◆ Material to process
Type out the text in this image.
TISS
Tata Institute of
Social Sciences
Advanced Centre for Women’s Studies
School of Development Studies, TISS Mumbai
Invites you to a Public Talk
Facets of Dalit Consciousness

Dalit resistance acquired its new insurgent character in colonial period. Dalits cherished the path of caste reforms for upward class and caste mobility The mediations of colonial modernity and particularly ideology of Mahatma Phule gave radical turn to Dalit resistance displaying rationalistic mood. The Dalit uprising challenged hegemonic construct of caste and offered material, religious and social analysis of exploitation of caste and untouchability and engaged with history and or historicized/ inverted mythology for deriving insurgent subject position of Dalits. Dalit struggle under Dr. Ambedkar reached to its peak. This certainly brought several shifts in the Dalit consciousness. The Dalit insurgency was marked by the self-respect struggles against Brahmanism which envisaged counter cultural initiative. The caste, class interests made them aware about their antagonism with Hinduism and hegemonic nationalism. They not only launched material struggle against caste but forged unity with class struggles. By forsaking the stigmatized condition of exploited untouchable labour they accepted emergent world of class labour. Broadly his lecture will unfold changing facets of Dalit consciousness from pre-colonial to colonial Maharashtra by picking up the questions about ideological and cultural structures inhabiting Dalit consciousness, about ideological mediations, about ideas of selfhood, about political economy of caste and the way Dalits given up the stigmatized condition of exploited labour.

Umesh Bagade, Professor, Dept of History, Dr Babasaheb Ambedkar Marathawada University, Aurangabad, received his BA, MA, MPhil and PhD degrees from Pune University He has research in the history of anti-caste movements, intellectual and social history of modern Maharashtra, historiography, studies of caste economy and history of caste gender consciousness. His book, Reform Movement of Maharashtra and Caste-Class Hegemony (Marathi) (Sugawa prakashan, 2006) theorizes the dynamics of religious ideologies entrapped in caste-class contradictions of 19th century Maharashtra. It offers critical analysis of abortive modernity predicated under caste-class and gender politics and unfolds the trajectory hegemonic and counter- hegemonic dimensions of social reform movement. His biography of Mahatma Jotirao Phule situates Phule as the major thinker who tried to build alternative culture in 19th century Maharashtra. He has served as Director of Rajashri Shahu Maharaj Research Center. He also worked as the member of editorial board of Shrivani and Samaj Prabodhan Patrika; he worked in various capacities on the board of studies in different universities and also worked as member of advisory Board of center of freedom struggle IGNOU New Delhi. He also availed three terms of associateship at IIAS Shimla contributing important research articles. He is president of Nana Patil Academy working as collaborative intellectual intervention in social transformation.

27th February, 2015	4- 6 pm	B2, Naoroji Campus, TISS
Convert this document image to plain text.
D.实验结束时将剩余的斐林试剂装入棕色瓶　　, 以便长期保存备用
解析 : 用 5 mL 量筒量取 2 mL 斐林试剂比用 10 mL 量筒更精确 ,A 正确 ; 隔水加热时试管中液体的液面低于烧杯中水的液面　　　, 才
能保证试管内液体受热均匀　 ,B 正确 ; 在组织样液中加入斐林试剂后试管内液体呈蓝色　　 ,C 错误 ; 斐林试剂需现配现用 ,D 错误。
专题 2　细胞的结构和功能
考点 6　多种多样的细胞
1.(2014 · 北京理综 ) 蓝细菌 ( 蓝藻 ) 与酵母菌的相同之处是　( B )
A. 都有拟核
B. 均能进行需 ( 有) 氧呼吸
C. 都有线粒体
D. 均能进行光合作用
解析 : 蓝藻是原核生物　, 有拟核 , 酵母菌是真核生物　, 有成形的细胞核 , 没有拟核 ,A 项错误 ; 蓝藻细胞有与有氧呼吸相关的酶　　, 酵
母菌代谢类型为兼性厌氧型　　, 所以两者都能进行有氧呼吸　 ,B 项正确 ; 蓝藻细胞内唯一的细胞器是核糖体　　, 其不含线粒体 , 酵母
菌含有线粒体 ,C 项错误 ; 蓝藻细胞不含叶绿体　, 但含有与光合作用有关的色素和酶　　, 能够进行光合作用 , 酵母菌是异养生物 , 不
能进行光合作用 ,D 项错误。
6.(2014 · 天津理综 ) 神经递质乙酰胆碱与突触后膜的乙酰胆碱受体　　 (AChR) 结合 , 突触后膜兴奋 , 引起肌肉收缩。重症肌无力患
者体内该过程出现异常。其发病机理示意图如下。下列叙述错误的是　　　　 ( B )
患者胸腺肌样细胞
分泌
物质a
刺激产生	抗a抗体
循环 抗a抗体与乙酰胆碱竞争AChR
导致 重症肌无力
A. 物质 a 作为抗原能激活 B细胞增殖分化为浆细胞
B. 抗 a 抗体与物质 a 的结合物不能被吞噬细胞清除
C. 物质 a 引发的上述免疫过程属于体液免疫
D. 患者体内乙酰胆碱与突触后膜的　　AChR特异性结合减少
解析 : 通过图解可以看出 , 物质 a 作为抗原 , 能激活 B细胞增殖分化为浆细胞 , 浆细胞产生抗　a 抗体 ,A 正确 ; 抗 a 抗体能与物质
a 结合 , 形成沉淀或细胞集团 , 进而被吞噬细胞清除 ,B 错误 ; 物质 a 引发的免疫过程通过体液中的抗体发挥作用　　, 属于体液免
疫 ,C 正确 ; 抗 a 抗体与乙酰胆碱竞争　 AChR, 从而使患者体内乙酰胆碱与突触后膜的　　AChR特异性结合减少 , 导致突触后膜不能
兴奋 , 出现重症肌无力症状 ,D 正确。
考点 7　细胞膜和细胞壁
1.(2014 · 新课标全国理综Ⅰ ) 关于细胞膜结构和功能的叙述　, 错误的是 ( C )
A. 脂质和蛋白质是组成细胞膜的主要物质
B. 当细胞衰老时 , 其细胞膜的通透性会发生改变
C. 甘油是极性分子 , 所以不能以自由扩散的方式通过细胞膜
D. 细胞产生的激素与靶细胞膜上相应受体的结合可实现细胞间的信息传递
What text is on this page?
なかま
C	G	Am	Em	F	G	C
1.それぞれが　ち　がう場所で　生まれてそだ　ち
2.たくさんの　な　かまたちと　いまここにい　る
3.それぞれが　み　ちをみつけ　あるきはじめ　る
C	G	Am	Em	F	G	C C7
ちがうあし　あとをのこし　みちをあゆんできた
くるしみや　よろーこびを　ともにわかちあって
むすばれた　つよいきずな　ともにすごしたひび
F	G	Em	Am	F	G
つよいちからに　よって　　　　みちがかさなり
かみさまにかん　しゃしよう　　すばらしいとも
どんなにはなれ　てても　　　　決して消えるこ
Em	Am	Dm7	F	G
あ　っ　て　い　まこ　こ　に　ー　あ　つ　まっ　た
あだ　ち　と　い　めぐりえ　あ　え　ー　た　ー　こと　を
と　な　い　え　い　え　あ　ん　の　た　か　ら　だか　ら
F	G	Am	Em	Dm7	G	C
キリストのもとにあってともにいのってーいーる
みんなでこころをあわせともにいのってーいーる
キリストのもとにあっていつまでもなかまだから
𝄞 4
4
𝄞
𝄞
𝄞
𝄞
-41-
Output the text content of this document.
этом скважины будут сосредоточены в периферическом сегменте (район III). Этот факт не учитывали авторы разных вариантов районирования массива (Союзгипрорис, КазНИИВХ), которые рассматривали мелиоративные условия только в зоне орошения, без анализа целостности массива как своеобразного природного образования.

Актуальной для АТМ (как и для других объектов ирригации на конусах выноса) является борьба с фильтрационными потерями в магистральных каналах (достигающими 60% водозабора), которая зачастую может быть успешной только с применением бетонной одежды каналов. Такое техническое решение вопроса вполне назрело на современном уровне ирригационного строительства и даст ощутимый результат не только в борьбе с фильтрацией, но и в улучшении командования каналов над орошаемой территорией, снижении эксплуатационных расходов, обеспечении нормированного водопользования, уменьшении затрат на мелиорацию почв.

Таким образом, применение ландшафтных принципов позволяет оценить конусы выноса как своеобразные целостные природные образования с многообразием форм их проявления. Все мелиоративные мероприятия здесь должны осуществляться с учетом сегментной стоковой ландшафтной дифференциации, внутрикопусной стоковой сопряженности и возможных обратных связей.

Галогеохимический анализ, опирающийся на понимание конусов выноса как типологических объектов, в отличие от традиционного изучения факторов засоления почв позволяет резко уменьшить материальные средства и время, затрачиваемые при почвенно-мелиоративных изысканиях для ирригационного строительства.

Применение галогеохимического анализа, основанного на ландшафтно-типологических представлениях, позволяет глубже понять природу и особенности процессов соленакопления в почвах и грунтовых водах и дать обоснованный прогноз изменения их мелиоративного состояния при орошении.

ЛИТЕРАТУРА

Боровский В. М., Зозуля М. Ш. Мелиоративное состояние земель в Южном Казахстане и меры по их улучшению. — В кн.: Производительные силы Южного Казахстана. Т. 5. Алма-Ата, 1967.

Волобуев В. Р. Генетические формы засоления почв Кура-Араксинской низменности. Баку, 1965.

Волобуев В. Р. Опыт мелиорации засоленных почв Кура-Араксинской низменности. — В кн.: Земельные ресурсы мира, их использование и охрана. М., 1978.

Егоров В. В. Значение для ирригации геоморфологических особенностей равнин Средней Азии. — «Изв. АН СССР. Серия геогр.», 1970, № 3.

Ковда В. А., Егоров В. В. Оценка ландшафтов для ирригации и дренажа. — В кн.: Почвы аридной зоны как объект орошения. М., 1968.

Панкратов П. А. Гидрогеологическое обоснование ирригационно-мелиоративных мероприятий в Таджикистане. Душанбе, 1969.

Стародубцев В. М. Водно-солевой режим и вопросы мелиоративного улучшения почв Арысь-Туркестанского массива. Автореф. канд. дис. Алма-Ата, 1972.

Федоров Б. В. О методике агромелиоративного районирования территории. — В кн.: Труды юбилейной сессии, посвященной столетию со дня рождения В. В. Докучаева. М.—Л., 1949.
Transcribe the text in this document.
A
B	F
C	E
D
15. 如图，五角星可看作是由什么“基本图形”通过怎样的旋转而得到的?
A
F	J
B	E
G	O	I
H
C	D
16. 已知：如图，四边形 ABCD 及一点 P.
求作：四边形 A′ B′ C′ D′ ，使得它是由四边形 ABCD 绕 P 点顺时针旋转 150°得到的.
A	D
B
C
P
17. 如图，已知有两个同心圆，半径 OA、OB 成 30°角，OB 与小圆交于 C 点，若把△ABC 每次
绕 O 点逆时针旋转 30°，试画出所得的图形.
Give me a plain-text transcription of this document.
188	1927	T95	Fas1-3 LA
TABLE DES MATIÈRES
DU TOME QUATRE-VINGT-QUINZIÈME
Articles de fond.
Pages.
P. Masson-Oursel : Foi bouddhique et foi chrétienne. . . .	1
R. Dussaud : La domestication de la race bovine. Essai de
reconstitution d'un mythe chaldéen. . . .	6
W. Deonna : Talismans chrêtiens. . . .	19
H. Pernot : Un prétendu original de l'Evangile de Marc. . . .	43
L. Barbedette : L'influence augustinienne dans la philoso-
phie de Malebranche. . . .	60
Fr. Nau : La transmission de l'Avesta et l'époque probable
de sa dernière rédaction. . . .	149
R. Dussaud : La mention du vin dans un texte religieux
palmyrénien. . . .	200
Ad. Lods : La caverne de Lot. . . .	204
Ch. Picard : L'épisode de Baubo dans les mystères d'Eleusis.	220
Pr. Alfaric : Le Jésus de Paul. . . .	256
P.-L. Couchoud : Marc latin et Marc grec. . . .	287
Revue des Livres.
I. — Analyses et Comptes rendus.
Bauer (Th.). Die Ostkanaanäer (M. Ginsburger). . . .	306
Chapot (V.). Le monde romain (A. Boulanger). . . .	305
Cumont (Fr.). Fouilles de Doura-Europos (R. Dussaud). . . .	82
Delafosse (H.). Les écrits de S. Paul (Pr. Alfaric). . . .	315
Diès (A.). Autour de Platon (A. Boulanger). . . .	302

◆ Exercise
Using the records above, copy each line that contains "dans".

◆ Result of the task
L. Barbedette : L'influence augustinienne dans la philoso-
R. Dussaud : La mention du vin dans un texte religieux
Ch. Picard : L'épisode de Baubo dans les mystères d'Eleusis.	220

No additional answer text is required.